Problem statement: Quote every line of the data below as it stands, omitting pictures.

(Collected data entries)
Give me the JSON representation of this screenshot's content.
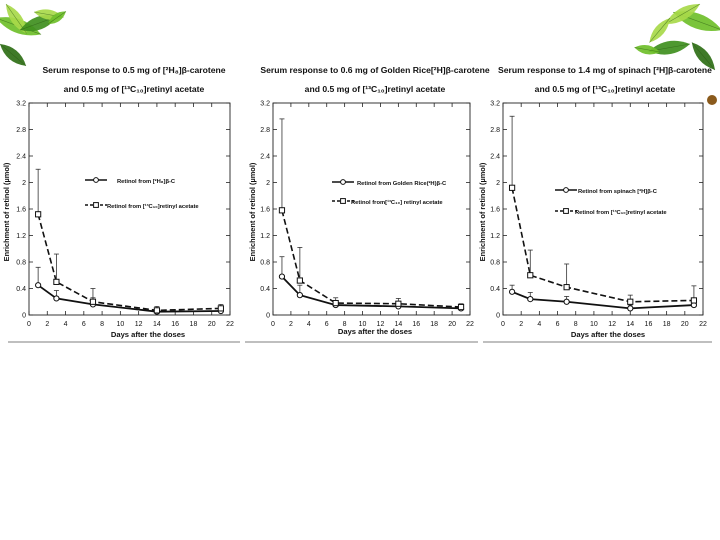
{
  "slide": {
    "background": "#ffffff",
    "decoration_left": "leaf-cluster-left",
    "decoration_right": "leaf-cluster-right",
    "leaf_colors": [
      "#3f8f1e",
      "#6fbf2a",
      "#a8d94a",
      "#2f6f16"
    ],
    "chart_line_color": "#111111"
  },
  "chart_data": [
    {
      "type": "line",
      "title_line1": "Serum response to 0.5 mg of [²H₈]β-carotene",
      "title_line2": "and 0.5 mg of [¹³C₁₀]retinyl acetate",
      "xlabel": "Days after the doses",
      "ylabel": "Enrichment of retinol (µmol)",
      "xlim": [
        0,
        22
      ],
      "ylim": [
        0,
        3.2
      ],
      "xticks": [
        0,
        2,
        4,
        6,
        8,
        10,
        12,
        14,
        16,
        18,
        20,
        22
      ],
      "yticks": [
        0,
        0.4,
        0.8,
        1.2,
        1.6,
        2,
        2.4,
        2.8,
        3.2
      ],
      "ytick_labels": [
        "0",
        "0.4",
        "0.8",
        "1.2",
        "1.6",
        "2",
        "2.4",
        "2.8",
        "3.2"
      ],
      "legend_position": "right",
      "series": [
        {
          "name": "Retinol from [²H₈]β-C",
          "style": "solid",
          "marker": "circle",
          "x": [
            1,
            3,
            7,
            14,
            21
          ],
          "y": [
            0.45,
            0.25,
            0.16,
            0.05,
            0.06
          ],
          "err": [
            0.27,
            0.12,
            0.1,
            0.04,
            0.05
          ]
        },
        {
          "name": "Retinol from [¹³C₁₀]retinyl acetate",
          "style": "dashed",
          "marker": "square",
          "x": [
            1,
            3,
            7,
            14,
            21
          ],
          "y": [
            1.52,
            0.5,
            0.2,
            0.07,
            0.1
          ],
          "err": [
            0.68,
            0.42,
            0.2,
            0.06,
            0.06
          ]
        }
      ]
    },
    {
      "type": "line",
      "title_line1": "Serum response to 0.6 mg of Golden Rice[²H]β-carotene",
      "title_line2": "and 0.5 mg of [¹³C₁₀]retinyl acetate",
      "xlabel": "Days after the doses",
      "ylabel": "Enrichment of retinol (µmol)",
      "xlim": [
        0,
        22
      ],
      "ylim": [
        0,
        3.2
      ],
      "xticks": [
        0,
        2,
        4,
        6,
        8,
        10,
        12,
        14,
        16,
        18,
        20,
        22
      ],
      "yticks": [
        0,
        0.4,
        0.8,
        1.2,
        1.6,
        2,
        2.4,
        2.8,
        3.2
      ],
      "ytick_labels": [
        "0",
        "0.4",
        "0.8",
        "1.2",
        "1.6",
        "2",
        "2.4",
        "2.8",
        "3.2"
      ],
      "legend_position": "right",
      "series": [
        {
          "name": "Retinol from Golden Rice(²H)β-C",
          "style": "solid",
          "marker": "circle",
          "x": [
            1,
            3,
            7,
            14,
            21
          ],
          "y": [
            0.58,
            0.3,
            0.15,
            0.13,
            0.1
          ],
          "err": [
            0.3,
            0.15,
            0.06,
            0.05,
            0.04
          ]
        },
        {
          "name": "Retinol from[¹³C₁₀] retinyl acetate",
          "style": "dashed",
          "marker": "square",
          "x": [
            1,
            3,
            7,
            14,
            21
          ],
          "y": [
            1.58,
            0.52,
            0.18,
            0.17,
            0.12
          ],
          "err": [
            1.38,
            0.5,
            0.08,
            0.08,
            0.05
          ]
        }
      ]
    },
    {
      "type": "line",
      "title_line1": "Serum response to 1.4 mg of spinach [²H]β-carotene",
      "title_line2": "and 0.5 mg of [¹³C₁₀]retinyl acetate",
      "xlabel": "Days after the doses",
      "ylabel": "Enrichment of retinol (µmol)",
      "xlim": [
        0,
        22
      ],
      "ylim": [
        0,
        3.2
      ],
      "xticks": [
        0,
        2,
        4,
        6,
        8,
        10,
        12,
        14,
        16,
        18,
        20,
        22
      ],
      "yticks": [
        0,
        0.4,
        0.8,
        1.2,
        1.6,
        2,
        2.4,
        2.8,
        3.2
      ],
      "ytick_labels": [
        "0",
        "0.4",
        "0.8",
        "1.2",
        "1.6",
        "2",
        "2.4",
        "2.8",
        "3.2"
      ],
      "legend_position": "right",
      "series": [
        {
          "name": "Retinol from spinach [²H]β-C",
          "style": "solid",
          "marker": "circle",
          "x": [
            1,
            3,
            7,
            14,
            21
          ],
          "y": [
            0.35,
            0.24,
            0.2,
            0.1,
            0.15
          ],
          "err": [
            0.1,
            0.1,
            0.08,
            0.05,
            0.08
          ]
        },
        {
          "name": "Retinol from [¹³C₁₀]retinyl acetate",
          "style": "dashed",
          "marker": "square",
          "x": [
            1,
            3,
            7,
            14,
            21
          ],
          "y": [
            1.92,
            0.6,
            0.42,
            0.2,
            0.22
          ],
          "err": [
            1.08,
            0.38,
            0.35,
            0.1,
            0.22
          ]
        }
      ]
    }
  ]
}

Reply to the task:
Give me the JSON representation of this screenshot's content.
{
  "slide": {
    "background": "#ffffff",
    "decoration_left": "leaf-cluster-left",
    "decoration_right": "leaf-cluster-right",
    "leaf_colors": [
      "#3f8f1e",
      "#6fbf2a",
      "#a8d94a",
      "#2f6f16"
    ],
    "chart_line_color": "#111111"
  },
  "chart_data": [
    {
      "type": "line",
      "title_line1": "Serum response to 0.5 mg of [²H₈]β-carotene",
      "title_line2": "and 0.5 mg of [¹³C₁₀]retinyl acetate",
      "xlabel": "Days after the doses",
      "ylabel": "Enrichment of retinol (µmol)",
      "xlim": [
        0,
        22
      ],
      "ylim": [
        0,
        3.2
      ],
      "xticks": [
        0,
        2,
        4,
        6,
        8,
        10,
        12,
        14,
        16,
        18,
        20,
        22
      ],
      "yticks": [
        0,
        0.4,
        0.8,
        1.2,
        1.6,
        2,
        2.4,
        2.8,
        3.2
      ],
      "ytick_labels": [
        "0",
        "0.4",
        "0.8",
        "1.2",
        "1.6",
        "2",
        "2.4",
        "2.8",
        "3.2"
      ],
      "legend_position": "right",
      "series": [
        {
          "name": "Retinol from [²H₈]β-C",
          "style": "solid",
          "marker": "circle",
          "x": [
            1,
            3,
            7,
            14,
            21
          ],
          "y": [
            0.45,
            0.25,
            0.16,
            0.05,
            0.06
          ],
          "err": [
            0.27,
            0.12,
            0.1,
            0.04,
            0.05
          ]
        },
        {
          "name": "Retinol from [¹³C₁₀]retinyl acetate",
          "style": "dashed",
          "marker": "square",
          "x": [
            1,
            3,
            7,
            14,
            21
          ],
          "y": [
            1.52,
            0.5,
            0.2,
            0.07,
            0.1
          ],
          "err": [
            0.68,
            0.42,
            0.2,
            0.06,
            0.06
          ]
        }
      ]
    },
    {
      "type": "line",
      "title_line1": "Serum response to 0.6 mg of Golden Rice[²H]β-carotene",
      "title_line2": "and 0.5 mg of [¹³C₁₀]retinyl acetate",
      "xlabel": "Days after the doses",
      "ylabel": "Enrichment of retinol (µmol)",
      "xlim": [
        0,
        22
      ],
      "ylim": [
        0,
        3.2
      ],
      "xticks": [
        0,
        2,
        4,
        6,
        8,
        10,
        12,
        14,
        16,
        18,
        20,
        22
      ],
      "yticks": [
        0,
        0.4,
        0.8,
        1.2,
        1.6,
        2,
        2.4,
        2.8,
        3.2
      ],
      "ytick_labels": [
        "0",
        "0.4",
        "0.8",
        "1.2",
        "1.6",
        "2",
        "2.4",
        "2.8",
        "3.2"
      ],
      "legend_position": "right",
      "series": [
        {
          "name": "Retinol from Golden Rice(²H)β-C",
          "style": "solid",
          "marker": "circle",
          "x": [
            1,
            3,
            7,
            14,
            21
          ],
          "y": [
            0.58,
            0.3,
            0.15,
            0.13,
            0.1
          ],
          "err": [
            0.3,
            0.15,
            0.06,
            0.05,
            0.04
          ]
        },
        {
          "name": "Retinol from[¹³C₁₀] retinyl acetate",
          "style": "dashed",
          "marker": "square",
          "x": [
            1,
            3,
            7,
            14,
            21
          ],
          "y": [
            1.58,
            0.52,
            0.18,
            0.17,
            0.12
          ],
          "err": [
            1.38,
            0.5,
            0.08,
            0.08,
            0.05
          ]
        }
      ]
    },
    {
      "type": "line",
      "title_line1": "Serum response to 1.4 mg of spinach [²H]β-carotene",
      "title_line2": "and 0.5 mg of [¹³C₁₀]retinyl acetate",
      "xlabel": "Days after the doses",
      "ylabel": "Enrichment of retinol (µmol)",
      "xlim": [
        0,
        22
      ],
      "ylim": [
        0,
        3.2
      ],
      "xticks": [
        0,
        2,
        4,
        6,
        8,
        10,
        12,
        14,
        16,
        18,
        20,
        22
      ],
      "yticks": [
        0,
        0.4,
        0.8,
        1.2,
        1.6,
        2,
        2.4,
        2.8,
        3.2
      ],
      "ytick_labels": [
        "0",
        "0.4",
        "0.8",
        "1.2",
        "1.6",
        "2",
        "2.4",
        "2.8",
        "3.2"
      ],
      "legend_position": "right",
      "series": [
        {
          "name": "Retinol from spinach [²H]β-C",
          "style": "solid",
          "marker": "circle",
          "x": [
            1,
            3,
            7,
            14,
            21
          ],
          "y": [
            0.35,
            0.24,
            0.2,
            0.1,
            0.15
          ],
          "err": [
            0.1,
            0.1,
            0.08,
            0.05,
            0.08
          ]
        },
        {
          "name": "Retinol from [¹³C₁₀]retinyl acetate",
          "style": "dashed",
          "marker": "square",
          "x": [
            1,
            3,
            7,
            14,
            21
          ],
          "y": [
            1.92,
            0.6,
            0.42,
            0.2,
            0.22
          ],
          "err": [
            1.08,
            0.38,
            0.35,
            0.1,
            0.22
          ]
        }
      ]
    }
  ]
}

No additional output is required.